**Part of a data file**
--- START ---

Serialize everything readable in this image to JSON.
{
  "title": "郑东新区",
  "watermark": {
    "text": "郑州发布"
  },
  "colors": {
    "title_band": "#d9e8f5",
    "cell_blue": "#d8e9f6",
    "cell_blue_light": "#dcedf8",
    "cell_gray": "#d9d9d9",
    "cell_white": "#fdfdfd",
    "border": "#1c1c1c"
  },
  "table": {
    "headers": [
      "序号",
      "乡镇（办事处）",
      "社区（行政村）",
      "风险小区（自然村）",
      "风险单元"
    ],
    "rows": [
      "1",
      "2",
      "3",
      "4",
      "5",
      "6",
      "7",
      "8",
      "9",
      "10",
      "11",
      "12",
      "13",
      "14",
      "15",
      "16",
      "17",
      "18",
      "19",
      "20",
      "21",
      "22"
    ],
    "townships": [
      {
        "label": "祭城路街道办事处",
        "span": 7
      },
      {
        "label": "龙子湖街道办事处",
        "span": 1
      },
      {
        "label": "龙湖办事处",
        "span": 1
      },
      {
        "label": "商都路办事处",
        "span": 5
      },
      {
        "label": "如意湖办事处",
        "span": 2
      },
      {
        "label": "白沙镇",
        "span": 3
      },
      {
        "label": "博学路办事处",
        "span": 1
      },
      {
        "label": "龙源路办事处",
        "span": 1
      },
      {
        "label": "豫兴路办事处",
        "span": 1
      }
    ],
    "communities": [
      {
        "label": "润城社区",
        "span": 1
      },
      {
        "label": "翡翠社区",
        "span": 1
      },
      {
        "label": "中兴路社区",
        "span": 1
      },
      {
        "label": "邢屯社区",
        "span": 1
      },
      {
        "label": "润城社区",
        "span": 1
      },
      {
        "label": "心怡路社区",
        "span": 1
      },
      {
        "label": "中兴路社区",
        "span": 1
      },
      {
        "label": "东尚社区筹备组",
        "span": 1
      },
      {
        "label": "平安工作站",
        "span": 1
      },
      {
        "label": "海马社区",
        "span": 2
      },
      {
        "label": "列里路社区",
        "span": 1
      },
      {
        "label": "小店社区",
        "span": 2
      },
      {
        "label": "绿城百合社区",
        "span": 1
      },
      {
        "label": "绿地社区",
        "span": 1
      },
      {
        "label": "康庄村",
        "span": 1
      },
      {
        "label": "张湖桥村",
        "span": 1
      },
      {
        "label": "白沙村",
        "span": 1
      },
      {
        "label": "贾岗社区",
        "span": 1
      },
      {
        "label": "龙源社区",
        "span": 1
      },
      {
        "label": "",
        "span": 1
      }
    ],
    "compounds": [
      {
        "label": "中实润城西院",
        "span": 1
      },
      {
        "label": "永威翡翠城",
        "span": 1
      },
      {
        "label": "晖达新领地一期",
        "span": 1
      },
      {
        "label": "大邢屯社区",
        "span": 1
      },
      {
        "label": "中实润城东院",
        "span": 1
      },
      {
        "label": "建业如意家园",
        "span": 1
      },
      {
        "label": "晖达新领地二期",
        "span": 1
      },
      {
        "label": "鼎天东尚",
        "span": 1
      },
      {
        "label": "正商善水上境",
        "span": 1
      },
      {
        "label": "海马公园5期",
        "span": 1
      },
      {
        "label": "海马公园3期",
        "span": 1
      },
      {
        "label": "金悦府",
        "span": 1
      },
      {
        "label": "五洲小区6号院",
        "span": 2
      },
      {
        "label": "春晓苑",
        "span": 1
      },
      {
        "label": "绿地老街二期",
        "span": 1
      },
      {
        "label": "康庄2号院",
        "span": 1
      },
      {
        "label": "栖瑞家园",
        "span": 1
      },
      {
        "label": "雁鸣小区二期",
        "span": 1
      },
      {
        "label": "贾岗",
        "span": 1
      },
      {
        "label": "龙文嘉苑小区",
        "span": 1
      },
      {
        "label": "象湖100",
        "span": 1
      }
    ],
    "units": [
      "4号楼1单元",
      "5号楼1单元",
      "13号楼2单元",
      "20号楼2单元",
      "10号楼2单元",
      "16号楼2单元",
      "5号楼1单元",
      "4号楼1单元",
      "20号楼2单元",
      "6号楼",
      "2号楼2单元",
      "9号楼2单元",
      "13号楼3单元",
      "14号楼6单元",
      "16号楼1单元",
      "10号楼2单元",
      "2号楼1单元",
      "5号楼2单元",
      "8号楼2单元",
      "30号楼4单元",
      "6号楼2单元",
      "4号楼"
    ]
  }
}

--- END ---

Write out the complete set of records exactly as given.

Serialize everything readable in this image to JSON.
{
  "title": "郑东新区",
  "watermark": {
    "text": "郑州发布"
  },
  "colors": {
    "title_band": "#d9e8f5",
    "cell_blue": "#d8e9f6",
    "cell_blue_light": "#dcedf8",
    "cell_gray": "#d9d9d9",
    "cell_white": "#fdfdfd",
    "border": "#1c1c1c"
  },
  "table": {
    "headers": [
      "序号",
      "乡镇（办事处）",
      "社区（行政村）",
      "风险小区（自然村）",
      "风险单元"
    ],
    "rows": [
      "1",
      "2",
      "3",
      "4",
      "5",
      "6",
      "7",
      "8",
      "9",
      "10",
      "11",
      "12",
      "13",
      "14",
      "15",
      "16",
      "17",
      "18",
      "19",
      "20",
      "21",
      "22"
    ],
    "townships": [
      {
        "label": "祭城路街道办事处",
        "span": 7
      },
      {
        "label": "龙子湖街道办事处",
        "span": 1
      },
      {
        "label": "龙湖办事处",
        "span": 1
      },
      {
        "label": "商都路办事处",
        "span": 5
      },
      {
        "label": "如意湖办事处",
        "span": 2
      },
      {
        "label": "白沙镇",
        "span": 3
      },
      {
        "label": "博学路办事处",
        "span": 1
      },
      {
        "label": "龙源路办事处",
        "span": 1
      },
      {
        "label": "豫兴路办事处",
        "span": 1
      }
    ],
    "communities": [
      {
        "label": "润城社区",
        "span": 1
      },
      {
        "label": "翡翠社区",
        "span": 1
      },
      {
        "label": "中兴路社区",
        "span": 1
      },
      {
        "label": "邢屯社区",
        "span": 1
      },
      {
        "label": "润城社区",
        "span": 1
      },
      {
        "label": "心怡路社区",
        "span": 1
      },
      {
        "label": "中兴路社区",
        "span": 1
      },
      {
        "label": "东尚社区筹备组",
        "span": 1
      },
      {
        "label": "平安工作站",
        "span": 1
      },
      {
        "label": "海马社区",
        "span": 2
      },
      {
        "label": "列里路社区",
        "span": 1
      },
      {
        "label": "小店社区",
        "span": 2
      },
      {
        "label": "绿城百合社区",
        "span": 1
      },
      {
        "label": "绿地社区",
        "span": 1
      },
      {
        "label": "康庄村",
        "span": 1
      },
      {
        "label": "张湖桥村",
        "span": 1
      },
      {
        "label": "白沙村",
        "span": 1
      },
      {
        "label": "贾岗社区",
        "span": 1
      },
      {
        "label": "龙源社区",
        "span": 1
      },
      {
        "label": "",
        "span": 1
      }
    ],
    "compounds": [
      {
        "label": "中实润城西院",
        "span": 1
      },
      {
        "label": "永威翡翠城",
        "span": 1
      },
      {
        "label": "晖达新领地一期",
        "span": 1
      },
      {
        "label": "大邢屯社区",
        "span": 1
      },
      {
        "label": "中实润城东院",
        "span": 1
      },
      {
        "label": "建业如意家园",
        "span": 1
      },
      {
        "label": "晖达新领地二期",
        "span": 1
      },
      {
        "label": "鼎天东尚",
        "span": 1
      },
      {
        "label": "正商善水上境",
        "span": 1
      },
      {
        "label": "海马公园5期",
        "span": 1
      },
      {
        "label": "海马公园3期",
        "span": 1
      },
      {
        "label": "金悦府",
        "span": 1
      },
      {
        "label": "五洲小区6号院",
        "span": 2
      },
      {
        "label": "春晓苑",
        "span": 1
      },
      {
        "label": "绿地老街二期",
        "span": 1
      },
      {
        "label": "康庄2号院",
        "span": 1
      },
      {
        "label": "栖瑞家园",
        "span": 1
      },
      {
        "label": "雁鸣小区二期",
        "span": 1
      },
      {
        "label": "贾岗",
        "span": 1
      },
      {
        "label": "龙文嘉苑小区",
        "span": 1
      },
      {
        "label": "象湖100",
        "span": 1
      }
    ],
    "units": [
      "4号楼1单元",
      "5号楼1单元",
      "13号楼2单元",
      "20号楼2单元",
      "10号楼2单元",
      "16号楼2单元",
      "5号楼1单元",
      "4号楼1单元",
      "20号楼2单元",
      "6号楼",
      "2号楼2单元",
      "9号楼2单元",
      "13号楼3单元",
      "14号楼6单元",
      "16号楼1单元",
      "10号楼2单元",
      "2号楼1单元",
      "5号楼2单元",
      "8号楼2单元",
      "30号楼4单元",
      "6号楼2单元",
      "4号楼"
    ]
  }
}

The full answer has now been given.